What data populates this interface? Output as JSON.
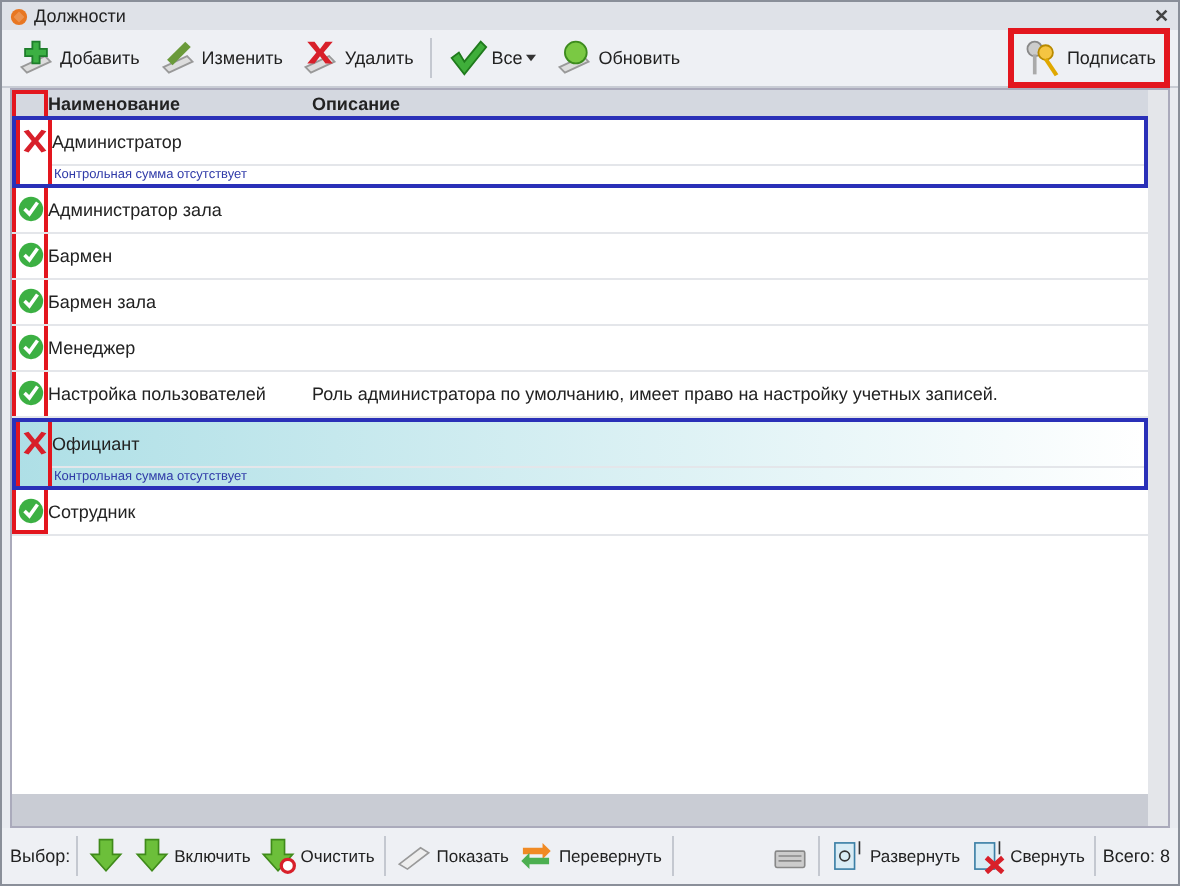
{
  "window": {
    "title": "Должности",
    "close": "✕"
  },
  "toolbar": {
    "buttons": [
      {
        "label": "Добавить",
        "kind": "add"
      },
      {
        "label": "Изменить",
        "kind": "edit"
      },
      {
        "label": "Удалить",
        "kind": "delete"
      },
      {
        "label": "Все",
        "kind": "check",
        "dropdown": true
      },
      {
        "label": "Обновить",
        "kind": "refresh"
      }
    ],
    "sign_button": {
      "label": "Подписать",
      "highlighted": true
    }
  },
  "table": {
    "columns": [
      "Наименование",
      "Описание"
    ],
    "icon_column_highlighted": true,
    "rows": [
      {
        "name": "Администратор",
        "description": "",
        "valid": false,
        "selected": false,
        "warning": "Контрольная сумма отсутствует",
        "highlighted": true
      },
      {
        "name": "Администратор зала",
        "description": "",
        "valid": true,
        "selected": false,
        "highlighted": false
      },
      {
        "name": "Бармен",
        "description": "",
        "valid": true,
        "selected": false,
        "highlighted": false
      },
      {
        "name": "Бармен зала",
        "description": "",
        "valid": true,
        "selected": false,
        "highlighted": false
      },
      {
        "name": "Менеджер",
        "description": "",
        "valid": true,
        "selected": false,
        "highlighted": false
      },
      {
        "name": "Настройка пользователей",
        "description": "Роль администратора по умолчанию, имеет право на настройку учетных записей.",
        "valid": true,
        "selected": false,
        "highlighted": false
      },
      {
        "name": "Официант",
        "description": "",
        "valid": false,
        "selected": true,
        "warning": "Контрольная сумма отсутствует",
        "highlighted": true
      },
      {
        "name": "Сотрудник",
        "description": "",
        "valid": true,
        "selected": false,
        "highlighted": false
      }
    ]
  },
  "bottom_bar": {
    "label": "Выбор:",
    "buttons": [
      {
        "kind": "down"
      },
      {
        "label": "Включить",
        "kind": "include"
      },
      {
        "label": "Очистить",
        "kind": "clear"
      },
      {
        "label": "Показать",
        "kind": "show"
      },
      {
        "label": "Перевернуть",
        "kind": "invert"
      },
      {
        "kind": "keyboard"
      },
      {
        "label": "Развернуть",
        "kind": "expand"
      },
      {
        "label": "Свернуть",
        "kind": "collapse"
      }
    ],
    "total": "Всего: 8"
  }
}
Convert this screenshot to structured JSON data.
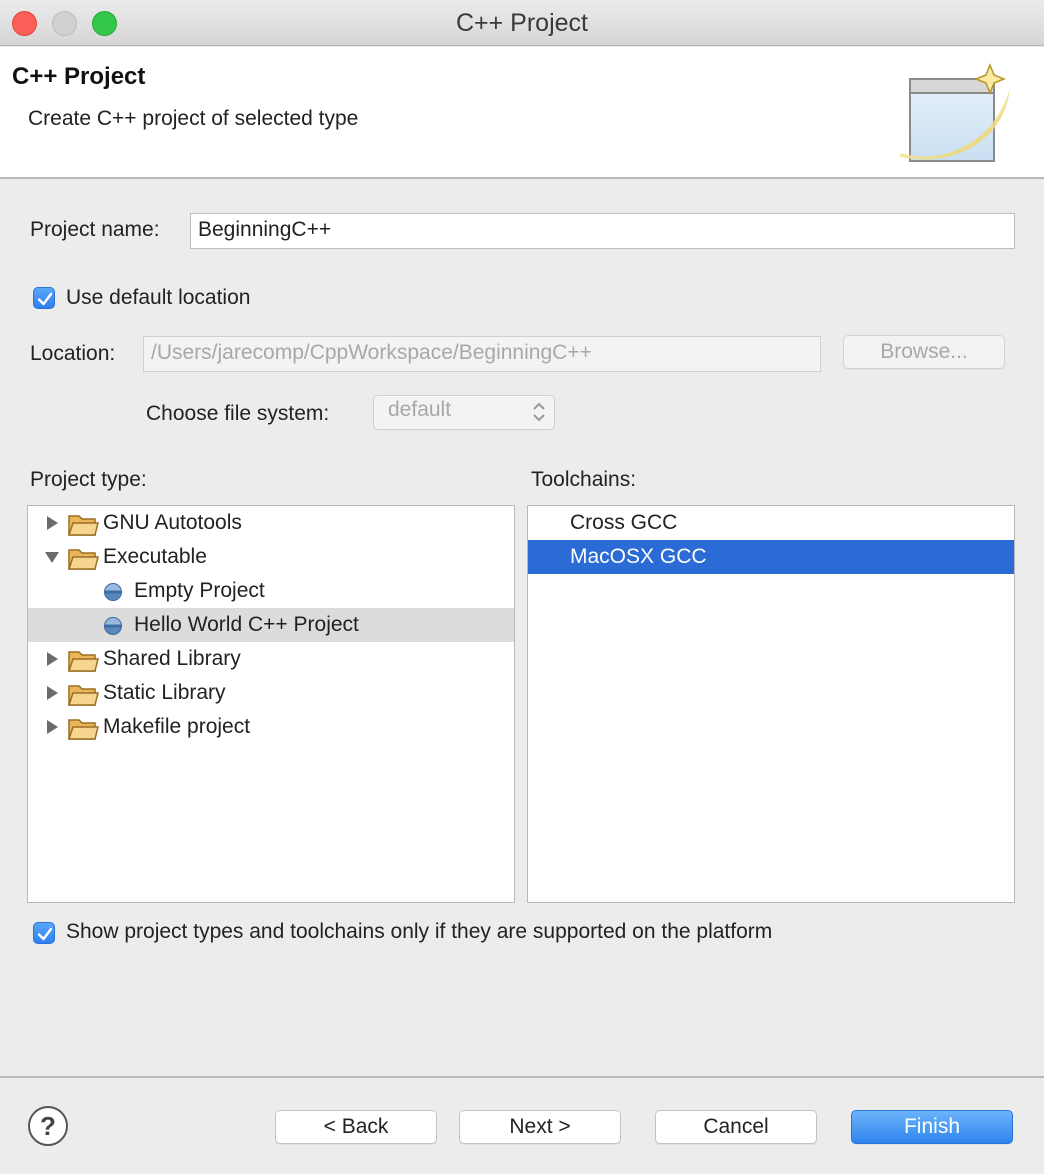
{
  "window": {
    "title": "C++ Project"
  },
  "header": {
    "title": "C++ Project",
    "subtitle": "Create C++ project of selected type",
    "icon": "new-project-wizard-icon"
  },
  "form": {
    "project_name_label": "Project name:",
    "project_name_value": "BeginningC++",
    "use_default_location_label": "Use default location",
    "use_default_location_checked": true,
    "location_label": "Location:",
    "location_value": "/Users/jarecomp/CppWorkspace/BeginningC++",
    "browse_label": "Browse...",
    "file_system_label": "Choose file system:",
    "file_system_value": "default"
  },
  "project_types": {
    "label": "Project type:",
    "items": [
      {
        "label": "GNU Autotools",
        "kind": "folder",
        "expanded": false
      },
      {
        "label": "Executable",
        "kind": "folder",
        "expanded": true
      },
      {
        "label": "Empty Project",
        "kind": "template"
      },
      {
        "label": "Hello World C++ Project",
        "kind": "template",
        "selected": true
      },
      {
        "label": "Shared Library",
        "kind": "folder",
        "expanded": false
      },
      {
        "label": "Static Library",
        "kind": "folder",
        "expanded": false
      },
      {
        "label": "Makefile project",
        "kind": "folder",
        "expanded": false
      }
    ]
  },
  "toolchains": {
    "label": "Toolchains:",
    "items": [
      {
        "label": "Cross GCC",
        "selected": false
      },
      {
        "label": "MacOSX GCC",
        "selected": true
      }
    ]
  },
  "filter": {
    "label": "Show project types and toolchains only if they are supported on the platform",
    "checked": true
  },
  "footer": {
    "help_symbol": "?",
    "back_label": "< Back",
    "next_label": "Next >",
    "cancel_label": "Cancel",
    "finish_label": "Finish"
  },
  "colors": {
    "selection_blue": "#2a6bd6",
    "selection_grey": "#dcdcdc",
    "accent": "#2f86ee"
  }
}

- - - -

YOUR INSTRUCTIONS = Write the records out again in full, exactly, and skip every picture.

COMPLETE RESPONSE =
What data populates this interface? Output as JSON.
{
  "window": {
    "title": "Должности",
    "close": "✕"
  },
  "toolbar": {
    "buttons": [
      {
        "label": "Добавить",
        "kind": "add"
      },
      {
        "label": "Изменить",
        "kind": "edit"
      },
      {
        "label": "Удалить",
        "kind": "delete"
      },
      {
        "label": "Все",
        "kind": "check",
        "dropdown": true
      },
      {
        "label": "Обновить",
        "kind": "refresh"
      }
    ],
    "sign_button": {
      "label": "Подписать",
      "highlighted": true
    }
  },
  "table": {
    "columns": [
      "Наименование",
      "Описание"
    ],
    "icon_column_highlighted": true,
    "rows": [
      {
        "name": "Администратор",
        "description": "",
        "valid": false,
        "selected": false,
        "warning": "Контрольная сумма отсутствует",
        "highlighted": true
      },
      {
        "name": "Администратор зала",
        "description": "",
        "valid": true,
        "selected": false,
        "highlighted": false
      },
      {
        "name": "Бармен",
        "description": "",
        "valid": true,
        "selected": false,
        "highlighted": false
      },
      {
        "name": "Бармен зала",
        "description": "",
        "valid": true,
        "selected": false,
        "highlighted": false
      },
      {
        "name": "Менеджер",
        "description": "",
        "valid": true,
        "selected": false,
        "highlighted": false
      },
      {
        "name": "Настройка пользователей",
        "description": "Роль администратора по умолчанию, имеет право на настройку учетных записей.",
        "valid": true,
        "selected": false,
        "highlighted": false
      },
      {
        "name": "Официант",
        "description": "",
        "valid": false,
        "selected": true,
        "warning": "Контрольная сумма отсутствует",
        "highlighted": true
      },
      {
        "name": "Сотрудник",
        "description": "",
        "valid": true,
        "selected": false,
        "highlighted": false
      }
    ]
  },
  "bottom_bar": {
    "label": "Выбор:",
    "buttons": [
      {
        "kind": "down"
      },
      {
        "label": "Включить",
        "kind": "include"
      },
      {
        "label": "Очистить",
        "kind": "clear"
      },
      {
        "label": "Показать",
        "kind": "show"
      },
      {
        "label": "Перевернуть",
        "kind": "invert"
      },
      {
        "kind": "keyboard"
      },
      {
        "label": "Развернуть",
        "kind": "expand"
      },
      {
        "label": "Свернуть",
        "kind": "collapse"
      }
    ],
    "total": "Всего: 8"
  }
}
Convert this screenshot to structured JSON data.
{
  "window": {
    "title": "C++ Project"
  },
  "header": {
    "title": "C++ Project",
    "subtitle": "Create C++ project of selected type",
    "icon": "new-project-wizard-icon"
  },
  "form": {
    "project_name_label": "Project name:",
    "project_name_value": "BeginningC++",
    "use_default_location_label": "Use default location",
    "use_default_location_checked": true,
    "location_label": "Location:",
    "location_value": "/Users/jarecomp/CppWorkspace/BeginningC++",
    "browse_label": "Browse...",
    "file_system_label": "Choose file system:",
    "file_system_value": "default"
  },
  "project_types": {
    "label": "Project type:",
    "items": [
      {
        "label": "GNU Autotools",
        "kind": "folder",
        "expanded": false
      },
      {
        "label": "Executable",
        "kind": "folder",
        "expanded": true
      },
      {
        "label": "Empty Project",
        "kind": "template"
      },
      {
        "label": "Hello World C++ Project",
        "kind": "template",
        "selected": true
      },
      {
        "label": "Shared Library",
        "kind": "folder",
        "expanded": false
      },
      {
        "label": "Static Library",
        "kind": "folder",
        "expanded": false
      },
      {
        "label": "Makefile project",
        "kind": "folder",
        "expanded": false
      }
    ]
  },
  "toolchains": {
    "label": "Toolchains:",
    "items": [
      {
        "label": "Cross GCC",
        "selected": false
      },
      {
        "label": "MacOSX GCC",
        "selected": true
      }
    ]
  },
  "filter": {
    "label": "Show project types and toolchains only if they are supported on the platform",
    "checked": true
  },
  "footer": {
    "help_symbol": "?",
    "back_label": "< Back",
    "next_label": "Next >",
    "cancel_label": "Cancel",
    "finish_label": "Finish"
  },
  "colors": {
    "selection_blue": "#2a6bd6",
    "selection_grey": "#dcdcdc",
    "accent": "#2f86ee"
  }
}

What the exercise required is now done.